EXERCISE GOAL:
Give the number of lines in the data that hold the string "пленок". Nothing else is needed.

________

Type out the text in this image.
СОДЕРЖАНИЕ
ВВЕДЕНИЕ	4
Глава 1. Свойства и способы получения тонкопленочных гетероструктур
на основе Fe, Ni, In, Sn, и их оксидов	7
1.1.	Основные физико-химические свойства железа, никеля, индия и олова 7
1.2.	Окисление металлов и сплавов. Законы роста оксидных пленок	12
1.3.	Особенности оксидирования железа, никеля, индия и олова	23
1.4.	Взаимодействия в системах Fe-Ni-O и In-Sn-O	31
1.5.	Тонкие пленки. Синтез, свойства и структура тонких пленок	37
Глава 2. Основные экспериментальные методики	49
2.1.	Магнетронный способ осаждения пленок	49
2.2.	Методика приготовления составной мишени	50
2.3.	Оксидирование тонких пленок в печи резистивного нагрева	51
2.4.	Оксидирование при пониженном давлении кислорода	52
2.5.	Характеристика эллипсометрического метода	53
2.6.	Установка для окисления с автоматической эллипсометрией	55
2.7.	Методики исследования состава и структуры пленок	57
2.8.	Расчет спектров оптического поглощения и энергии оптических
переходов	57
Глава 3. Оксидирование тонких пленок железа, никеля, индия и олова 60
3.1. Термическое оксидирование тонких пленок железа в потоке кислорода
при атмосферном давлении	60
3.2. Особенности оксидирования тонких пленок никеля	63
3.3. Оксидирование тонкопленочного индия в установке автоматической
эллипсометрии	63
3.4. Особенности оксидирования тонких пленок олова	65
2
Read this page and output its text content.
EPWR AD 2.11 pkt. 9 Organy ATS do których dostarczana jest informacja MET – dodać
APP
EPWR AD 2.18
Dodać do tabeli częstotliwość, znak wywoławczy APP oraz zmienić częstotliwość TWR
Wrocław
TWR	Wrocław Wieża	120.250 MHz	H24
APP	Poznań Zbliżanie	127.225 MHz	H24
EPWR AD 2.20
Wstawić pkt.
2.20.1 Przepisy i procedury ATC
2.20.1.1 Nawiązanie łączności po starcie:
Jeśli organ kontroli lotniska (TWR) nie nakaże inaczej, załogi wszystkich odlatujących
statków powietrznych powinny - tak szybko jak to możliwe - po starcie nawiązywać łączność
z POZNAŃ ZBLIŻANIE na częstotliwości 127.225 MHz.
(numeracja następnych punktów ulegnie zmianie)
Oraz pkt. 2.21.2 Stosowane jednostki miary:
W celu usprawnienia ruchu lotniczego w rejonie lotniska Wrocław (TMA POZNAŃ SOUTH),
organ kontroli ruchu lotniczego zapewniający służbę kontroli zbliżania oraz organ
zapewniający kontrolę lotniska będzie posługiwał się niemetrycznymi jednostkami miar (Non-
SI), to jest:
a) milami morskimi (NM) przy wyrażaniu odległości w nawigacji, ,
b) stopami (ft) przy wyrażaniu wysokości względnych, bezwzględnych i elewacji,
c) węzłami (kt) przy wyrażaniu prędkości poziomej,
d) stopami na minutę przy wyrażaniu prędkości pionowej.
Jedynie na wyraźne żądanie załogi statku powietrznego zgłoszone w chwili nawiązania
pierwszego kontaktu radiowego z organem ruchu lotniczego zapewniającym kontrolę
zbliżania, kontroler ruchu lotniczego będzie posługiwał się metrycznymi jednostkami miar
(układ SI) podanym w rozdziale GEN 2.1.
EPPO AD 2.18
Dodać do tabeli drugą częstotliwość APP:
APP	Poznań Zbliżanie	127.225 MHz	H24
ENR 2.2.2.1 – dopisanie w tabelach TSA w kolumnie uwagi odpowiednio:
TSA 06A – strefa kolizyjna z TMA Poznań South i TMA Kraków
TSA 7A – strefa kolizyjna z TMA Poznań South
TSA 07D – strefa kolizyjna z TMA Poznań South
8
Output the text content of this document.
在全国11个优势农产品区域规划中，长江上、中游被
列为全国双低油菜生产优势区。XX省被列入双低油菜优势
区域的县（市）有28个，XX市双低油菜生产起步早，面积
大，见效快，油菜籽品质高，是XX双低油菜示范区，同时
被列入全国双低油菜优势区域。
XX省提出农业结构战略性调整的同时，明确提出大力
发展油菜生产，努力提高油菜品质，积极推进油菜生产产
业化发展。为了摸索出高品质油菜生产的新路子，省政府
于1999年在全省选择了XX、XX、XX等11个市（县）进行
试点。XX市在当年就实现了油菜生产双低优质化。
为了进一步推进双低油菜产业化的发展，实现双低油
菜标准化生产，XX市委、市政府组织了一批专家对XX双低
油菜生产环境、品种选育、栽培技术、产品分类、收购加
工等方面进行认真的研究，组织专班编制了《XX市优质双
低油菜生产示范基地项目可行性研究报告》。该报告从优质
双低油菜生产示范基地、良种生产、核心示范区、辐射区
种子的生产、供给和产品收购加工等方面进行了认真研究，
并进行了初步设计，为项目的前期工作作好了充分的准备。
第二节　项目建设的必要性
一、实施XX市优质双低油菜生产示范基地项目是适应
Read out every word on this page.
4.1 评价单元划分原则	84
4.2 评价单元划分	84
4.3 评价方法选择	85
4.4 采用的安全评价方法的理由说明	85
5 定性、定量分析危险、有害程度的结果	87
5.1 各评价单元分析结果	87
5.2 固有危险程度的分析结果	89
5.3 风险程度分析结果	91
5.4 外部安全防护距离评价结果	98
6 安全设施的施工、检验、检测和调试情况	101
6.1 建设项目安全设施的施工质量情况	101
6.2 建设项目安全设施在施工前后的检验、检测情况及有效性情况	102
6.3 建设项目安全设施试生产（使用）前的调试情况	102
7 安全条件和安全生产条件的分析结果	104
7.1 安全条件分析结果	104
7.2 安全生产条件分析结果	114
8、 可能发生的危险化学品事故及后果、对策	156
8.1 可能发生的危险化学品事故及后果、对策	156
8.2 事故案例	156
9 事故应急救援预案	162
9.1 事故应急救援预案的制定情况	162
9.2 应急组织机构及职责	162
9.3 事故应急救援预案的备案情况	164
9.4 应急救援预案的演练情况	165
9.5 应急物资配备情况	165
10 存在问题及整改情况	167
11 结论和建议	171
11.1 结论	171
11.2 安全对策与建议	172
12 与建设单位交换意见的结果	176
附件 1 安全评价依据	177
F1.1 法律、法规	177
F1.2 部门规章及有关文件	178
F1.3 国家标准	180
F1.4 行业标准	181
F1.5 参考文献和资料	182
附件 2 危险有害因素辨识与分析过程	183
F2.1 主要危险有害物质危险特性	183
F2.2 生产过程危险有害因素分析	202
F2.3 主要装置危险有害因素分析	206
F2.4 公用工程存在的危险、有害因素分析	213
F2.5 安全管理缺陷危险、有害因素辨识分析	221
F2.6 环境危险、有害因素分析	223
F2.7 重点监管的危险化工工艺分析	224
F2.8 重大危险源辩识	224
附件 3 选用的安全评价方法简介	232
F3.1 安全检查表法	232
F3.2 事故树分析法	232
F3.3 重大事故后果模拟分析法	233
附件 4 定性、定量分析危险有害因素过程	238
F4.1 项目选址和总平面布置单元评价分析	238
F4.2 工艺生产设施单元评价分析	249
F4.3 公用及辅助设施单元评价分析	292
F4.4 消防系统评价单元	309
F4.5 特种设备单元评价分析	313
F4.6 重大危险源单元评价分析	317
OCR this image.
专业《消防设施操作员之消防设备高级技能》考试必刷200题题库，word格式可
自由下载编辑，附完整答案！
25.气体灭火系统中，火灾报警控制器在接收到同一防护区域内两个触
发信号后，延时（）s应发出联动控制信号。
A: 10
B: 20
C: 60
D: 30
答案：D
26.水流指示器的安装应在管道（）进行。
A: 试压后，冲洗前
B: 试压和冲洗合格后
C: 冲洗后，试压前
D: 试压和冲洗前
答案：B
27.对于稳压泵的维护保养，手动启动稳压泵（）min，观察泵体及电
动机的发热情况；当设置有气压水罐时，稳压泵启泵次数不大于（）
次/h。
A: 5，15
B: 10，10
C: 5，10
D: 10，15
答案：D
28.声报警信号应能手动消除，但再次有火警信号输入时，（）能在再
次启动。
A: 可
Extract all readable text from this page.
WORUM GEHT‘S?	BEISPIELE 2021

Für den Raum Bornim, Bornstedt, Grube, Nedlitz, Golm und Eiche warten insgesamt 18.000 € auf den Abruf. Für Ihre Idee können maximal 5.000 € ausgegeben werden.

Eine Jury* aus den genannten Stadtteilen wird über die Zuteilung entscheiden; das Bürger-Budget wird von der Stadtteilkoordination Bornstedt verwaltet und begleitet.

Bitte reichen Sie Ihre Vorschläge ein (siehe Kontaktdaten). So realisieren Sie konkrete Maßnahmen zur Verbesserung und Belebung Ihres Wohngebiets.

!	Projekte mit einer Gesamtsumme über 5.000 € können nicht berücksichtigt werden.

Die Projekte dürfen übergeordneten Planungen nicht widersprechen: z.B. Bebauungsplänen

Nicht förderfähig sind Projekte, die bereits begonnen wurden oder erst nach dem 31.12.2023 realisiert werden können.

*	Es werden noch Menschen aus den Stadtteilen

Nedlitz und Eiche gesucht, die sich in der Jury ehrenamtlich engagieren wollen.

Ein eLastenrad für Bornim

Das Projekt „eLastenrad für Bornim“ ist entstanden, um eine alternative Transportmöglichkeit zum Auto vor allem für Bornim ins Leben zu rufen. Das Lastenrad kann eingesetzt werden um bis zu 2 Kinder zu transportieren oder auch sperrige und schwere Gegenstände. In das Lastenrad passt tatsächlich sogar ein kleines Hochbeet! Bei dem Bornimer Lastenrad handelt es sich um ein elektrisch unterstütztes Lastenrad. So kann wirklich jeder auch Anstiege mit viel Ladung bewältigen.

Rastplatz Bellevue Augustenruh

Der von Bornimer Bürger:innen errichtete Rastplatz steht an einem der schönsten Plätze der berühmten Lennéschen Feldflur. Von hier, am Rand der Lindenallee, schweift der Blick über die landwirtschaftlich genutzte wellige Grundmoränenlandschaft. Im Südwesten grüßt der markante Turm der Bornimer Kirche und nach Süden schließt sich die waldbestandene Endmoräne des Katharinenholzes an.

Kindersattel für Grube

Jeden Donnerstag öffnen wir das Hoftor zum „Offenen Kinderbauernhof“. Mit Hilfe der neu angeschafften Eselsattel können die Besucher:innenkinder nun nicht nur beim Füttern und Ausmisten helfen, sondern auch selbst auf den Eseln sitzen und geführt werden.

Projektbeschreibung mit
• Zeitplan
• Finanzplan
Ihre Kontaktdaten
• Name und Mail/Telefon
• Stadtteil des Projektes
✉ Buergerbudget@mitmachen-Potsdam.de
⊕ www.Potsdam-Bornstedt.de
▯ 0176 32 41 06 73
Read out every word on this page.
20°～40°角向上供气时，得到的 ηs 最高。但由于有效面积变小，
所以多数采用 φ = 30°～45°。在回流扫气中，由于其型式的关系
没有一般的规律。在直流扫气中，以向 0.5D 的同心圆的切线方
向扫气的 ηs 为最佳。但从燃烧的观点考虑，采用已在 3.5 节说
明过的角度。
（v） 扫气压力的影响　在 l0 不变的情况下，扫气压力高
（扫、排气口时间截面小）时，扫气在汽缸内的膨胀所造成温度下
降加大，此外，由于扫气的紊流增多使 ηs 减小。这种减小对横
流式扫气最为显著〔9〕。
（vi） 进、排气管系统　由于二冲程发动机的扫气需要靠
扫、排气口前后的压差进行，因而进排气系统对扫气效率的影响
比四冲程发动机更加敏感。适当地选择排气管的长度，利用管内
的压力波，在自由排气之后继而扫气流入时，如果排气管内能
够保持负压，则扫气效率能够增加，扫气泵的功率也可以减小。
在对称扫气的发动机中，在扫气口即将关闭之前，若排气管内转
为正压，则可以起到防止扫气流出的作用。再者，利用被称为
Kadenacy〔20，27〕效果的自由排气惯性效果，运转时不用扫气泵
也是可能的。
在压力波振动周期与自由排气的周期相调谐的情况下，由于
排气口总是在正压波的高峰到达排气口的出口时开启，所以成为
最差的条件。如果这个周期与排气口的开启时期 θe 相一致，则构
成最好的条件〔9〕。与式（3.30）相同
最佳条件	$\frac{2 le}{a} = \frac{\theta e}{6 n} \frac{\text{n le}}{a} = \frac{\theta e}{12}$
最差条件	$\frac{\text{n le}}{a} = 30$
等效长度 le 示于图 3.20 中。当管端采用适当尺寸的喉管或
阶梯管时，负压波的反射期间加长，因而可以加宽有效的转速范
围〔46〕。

________

FINAL RESULT:
9